◆ **SHORT PROBLEM**
Set down the full listing exactly as given. Any pictures are to be left out.

BEGIN RECORDS FOR THE EXERCISE

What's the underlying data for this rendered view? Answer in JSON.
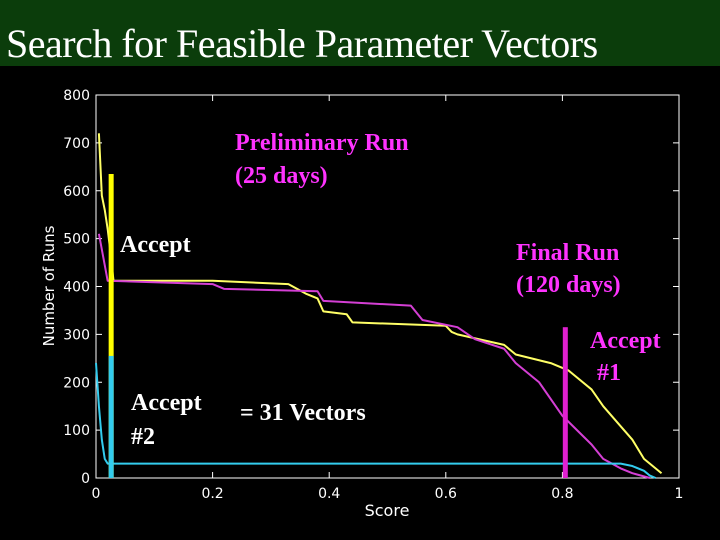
{
  "slide": {
    "title": "Search for Feasible Parameter Vectors"
  },
  "chart_data": {
    "type": "line",
    "xlabel": "Score",
    "ylabel": "Number of Runs",
    "xlim": [
      0,
      1
    ],
    "ylim": [
      0,
      800
    ],
    "x_ticks": [
      "0",
      "0.2",
      "0.4",
      "0.6",
      "0.8",
      "1"
    ],
    "y_ticks": [
      "0",
      "100",
      "200",
      "300",
      "400",
      "500",
      "600",
      "700",
      "800"
    ],
    "grid": false,
    "background": "#000000",
    "series": [
      {
        "color": "#ffff66",
        "x": [
          0.005,
          0.01,
          0.015,
          0.02,
          0.025,
          0.03,
          0.2,
          0.33,
          0.36,
          0.38,
          0.39,
          0.43,
          0.44,
          0.6,
          0.61,
          0.62,
          0.7,
          0.72,
          0.78,
          0.81,
          0.85,
          0.87,
          0.9,
          0.92,
          0.94,
          0.97
        ],
        "y": [
          720,
          590,
          560,
          520,
          470,
          412,
          412,
          405,
          385,
          375,
          348,
          342,
          325,
          318,
          305,
          300,
          278,
          258,
          240,
          225,
          185,
          150,
          108,
          80,
          40,
          10
        ]
      },
      {
        "color": "#d43fd4",
        "x": [
          0.005,
          0.02,
          0.2,
          0.22,
          0.38,
          0.39,
          0.54,
          0.56,
          0.62,
          0.65,
          0.7,
          0.72,
          0.76,
          0.8,
          0.85,
          0.87,
          0.9,
          0.92,
          0.95
        ],
        "y": [
          510,
          412,
          405,
          395,
          390,
          370,
          360,
          330,
          315,
          290,
          270,
          240,
          200,
          130,
          70,
          40,
          20,
          10,
          0
        ]
      },
      {
        "color": "#33ccee",
        "x": [
          0.0,
          0.005,
          0.01,
          0.015,
          0.02,
          0.9,
          0.92,
          0.94,
          0.95,
          0.96
        ],
        "y": [
          240,
          150,
          80,
          40,
          30,
          30,
          25,
          15,
          5,
          0
        ]
      }
    ],
    "threshold_bars": [
      {
        "label": "Accept",
        "x": 0.026,
        "y_top": 635,
        "color": "#ffff00"
      },
      {
        "label": "Accept #2",
        "x": 0.026,
        "y_top": 255,
        "color": "#33ccee"
      },
      {
        "label": "Accept #1",
        "x": 0.805,
        "y_top": 315,
        "color": "#e020d0"
      }
    ],
    "annotations": {
      "preliminary_1": "Preliminary Run",
      "preliminary_2": "(25 days)",
      "accept": "Accept",
      "final_1": "Final Run",
      "final_2": "(120 days)",
      "accept1_1": "Accept",
      "accept1_2": "#1",
      "accept2_1": "Accept",
      "accept2_2": "#2",
      "vectors": "= 31 Vectors"
    },
    "annotation_colors": {
      "preliminary": "#ff33ff",
      "accept": "#ffffff",
      "final": "#ff33ff",
      "accept1": "#ff33ff",
      "accept2": "#ffffff",
      "vectors": "#ffffff"
    }
  }
}
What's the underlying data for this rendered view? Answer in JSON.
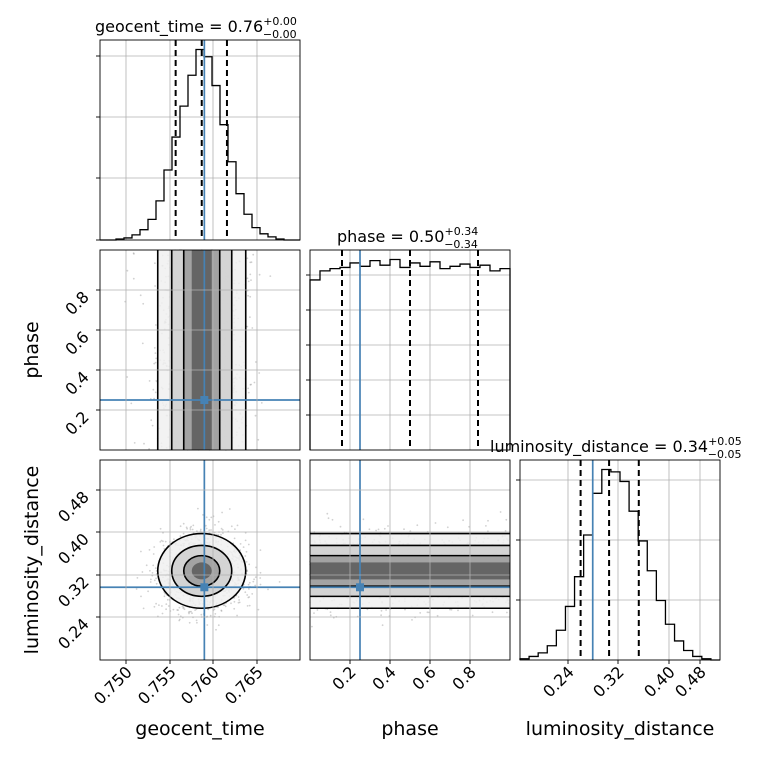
{
  "chart_data": {
    "type": "corner",
    "parameters": [
      "geocent_time",
      "phase",
      "luminosity_distance"
    ],
    "truths": {
      "geocent_time": 0.758,
      "phase": 0.25,
      "luminosity_distance": 0.31
    },
    "titles": {
      "geocent_time": {
        "prefix": "geocent_time = 0.76",
        "plus": "+0.00",
        "minus": "−0.00"
      },
      "phase": {
        "prefix": "phase = 0.50",
        "plus": "+0.34",
        "minus": "−0.34"
      },
      "luminosity_distance": {
        "prefix": "luminosity_distance = 0.34",
        "plus": "+0.05",
        "minus": "−0.05"
      }
    },
    "axis_labels": {
      "x": [
        "geocent_time",
        "phase",
        "luminosity_distance"
      ],
      "y": [
        "phase",
        "luminosity_distance"
      ]
    },
    "ranges": {
      "geocent_time": [
        0.746,
        0.769
      ],
      "phase": [
        0.0,
        1.0
      ],
      "luminosity_distance": [
        0.19,
        0.52
      ]
    },
    "ticks": {
      "geocent_time": [
        "0.750",
        "0.755",
        "0.760",
        "0.765"
      ],
      "phase": [
        "0.2",
        "0.4",
        "0.6",
        "0.8"
      ],
      "luminosity_distance": [
        "0.24",
        "0.32",
        "0.40",
        "0.48"
      ]
    },
    "quantiles": {
      "geocent_time": [
        0.7547,
        0.7577,
        0.7606
      ],
      "phase": [
        0.16,
        0.5,
        0.84
      ],
      "luminosity_distance": [
        0.29,
        0.337,
        0.386
      ]
    },
    "histograms": {
      "geocent_time": {
        "edges_range": [
          0.746,
          0.769
        ],
        "counts": [
          0,
          0,
          1,
          2,
          5,
          10,
          20,
          38,
          68,
          100,
          130,
          160,
          185,
          178,
          150,
          112,
          76,
          45,
          25,
          12,
          6,
          3,
          1,
          0,
          0
        ]
      },
      "phase": {
        "edges_range": [
          0.0,
          1.0
        ],
        "counts": [
          150,
          158,
          160,
          161,
          165,
          162,
          167,
          163,
          168,
          161,
          165,
          162,
          166,
          160,
          162,
          164,
          161,
          163,
          158,
          160
        ]
      },
      "luminosity_distance": {
        "edges_range": [
          0.19,
          0.52
        ],
        "counts": [
          1,
          3,
          6,
          12,
          25,
          45,
          70,
          105,
          140,
          160,
          158,
          150,
          125,
          100,
          75,
          50,
          30,
          16,
          8,
          3,
          1,
          0
        ]
      }
    },
    "grid": true
  }
}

END RECORDS FOR THE EXERCISE

◆ **ANSWER TO THIS PROBLEM**
What's the underlying data for this rendered view? Answer in JSON.
{
  "slide": {
    "title": "Search for Feasible Parameter Vectors"
  },
  "chart_data": {
    "type": "line",
    "xlabel": "Score",
    "ylabel": "Number of Runs",
    "xlim": [
      0,
      1
    ],
    "ylim": [
      0,
      800
    ],
    "x_ticks": [
      "0",
      "0.2",
      "0.4",
      "0.6",
      "0.8",
      "1"
    ],
    "y_ticks": [
      "0",
      "100",
      "200",
      "300",
      "400",
      "500",
      "600",
      "700",
      "800"
    ],
    "grid": false,
    "background": "#000000",
    "series": [
      {
        "color": "#ffff66",
        "x": [
          0.005,
          0.01,
          0.015,
          0.02,
          0.025,
          0.03,
          0.2,
          0.33,
          0.36,
          0.38,
          0.39,
          0.43,
          0.44,
          0.6,
          0.61,
          0.62,
          0.7,
          0.72,
          0.78,
          0.81,
          0.85,
          0.87,
          0.9,
          0.92,
          0.94,
          0.97
        ],
        "y": [
          720,
          590,
          560,
          520,
          470,
          412,
          412,
          405,
          385,
          375,
          348,
          342,
          325,
          318,
          305,
          300,
          278,
          258,
          240,
          225,
          185,
          150,
          108,
          80,
          40,
          10
        ]
      },
      {
        "color": "#d43fd4",
        "x": [
          0.005,
          0.02,
          0.2,
          0.22,
          0.38,
          0.39,
          0.54,
          0.56,
          0.62,
          0.65,
          0.7,
          0.72,
          0.76,
          0.8,
          0.85,
          0.87,
          0.9,
          0.92,
          0.95
        ],
        "y": [
          510,
          412,
          405,
          395,
          390,
          370,
          360,
          330,
          315,
          290,
          270,
          240,
          200,
          130,
          70,
          40,
          20,
          10,
          0
        ]
      },
      {
        "color": "#33ccee",
        "x": [
          0.0,
          0.005,
          0.01,
          0.015,
          0.02,
          0.9,
          0.92,
          0.94,
          0.95,
          0.96
        ],
        "y": [
          240,
          150,
          80,
          40,
          30,
          30,
          25,
          15,
          5,
          0
        ]
      }
    ],
    "threshold_bars": [
      {
        "label": "Accept",
        "x": 0.026,
        "y_top": 635,
        "color": "#ffff00"
      },
      {
        "label": "Accept #2",
        "x": 0.026,
        "y_top": 255,
        "color": "#33ccee"
      },
      {
        "label": "Accept #1",
        "x": 0.805,
        "y_top": 315,
        "color": "#e020d0"
      }
    ],
    "annotations": {
      "preliminary_1": "Preliminary Run",
      "preliminary_2": "(25 days)",
      "accept": "Accept",
      "final_1": "Final Run",
      "final_2": "(120 days)",
      "accept1_1": "Accept",
      "accept1_2": "#1",
      "accept2_1": "Accept",
      "accept2_2": "#2",
      "vectors": "= 31 Vectors"
    },
    "annotation_colors": {
      "preliminary": "#ff33ff",
      "accept": "#ffffff",
      "final": "#ff33ff",
      "accept1": "#ff33ff",
      "accept2": "#ffffff",
      "vectors": "#ffffff"
    }
  }
}
What's the underlying data for this rendered view? Answer in JSON.
{
  "chart_data": {
    "type": "corner",
    "parameters": [
      "geocent_time",
      "phase",
      "luminosity_distance"
    ],
    "truths": {
      "geocent_time": 0.758,
      "phase": 0.25,
      "luminosity_distance": 0.31
    },
    "titles": {
      "geocent_time": {
        "prefix": "geocent_time = 0.76",
        "plus": "+0.00",
        "minus": "−0.00"
      },
      "phase": {
        "prefix": "phase = 0.50",
        "plus": "+0.34",
        "minus": "−0.34"
      },
      "luminosity_distance": {
        "prefix": "luminosity_distance = 0.34",
        "plus": "+0.05",
        "minus": "−0.05"
      }
    },
    "axis_labels": {
      "x": [
        "geocent_time",
        "phase",
        "luminosity_distance"
      ],
      "y": [
        "phase",
        "luminosity_distance"
      ]
    },
    "ranges": {
      "geocent_time": [
        0.746,
        0.769
      ],
      "phase": [
        0.0,
        1.0
      ],
      "luminosity_distance": [
        0.19,
        0.52
      ]
    },
    "ticks": {
      "geocent_time": [
        "0.750",
        "0.755",
        "0.760",
        "0.765"
      ],
      "phase": [
        "0.2",
        "0.4",
        "0.6",
        "0.8"
      ],
      "luminosity_distance": [
        "0.24",
        "0.32",
        "0.40",
        "0.48"
      ]
    },
    "quantiles": {
      "geocent_time": [
        0.7547,
        0.7577,
        0.7606
      ],
      "phase": [
        0.16,
        0.5,
        0.84
      ],
      "luminosity_distance": [
        0.29,
        0.337,
        0.386
      ]
    },
    "histograms": {
      "geocent_time": {
        "edges_range": [
          0.746,
          0.769
        ],
        "counts": [
          0,
          0,
          1,
          2,
          5,
          10,
          20,
          38,
          68,
          100,
          130,
          160,
          185,
          178,
          150,
          112,
          76,
          45,
          25,
          12,
          6,
          3,
          1,
          0,
          0
        ]
      },
      "phase": {
        "edges_range": [
          0.0,
          1.0
        ],
        "counts": [
          150,
          158,
          160,
          161,
          165,
          162,
          167,
          163,
          168,
          161,
          165,
          162,
          166,
          160,
          162,
          164,
          161,
          163,
          158,
          160
        ]
      },
      "luminosity_distance": {
        "edges_range": [
          0.19,
          0.52
        ],
        "counts": [
          1,
          3,
          6,
          12,
          25,
          45,
          70,
          105,
          140,
          160,
          158,
          150,
          125,
          100,
          75,
          50,
          30,
          16,
          8,
          3,
          1,
          0
        ]
      }
    },
    "grid": true
  }
}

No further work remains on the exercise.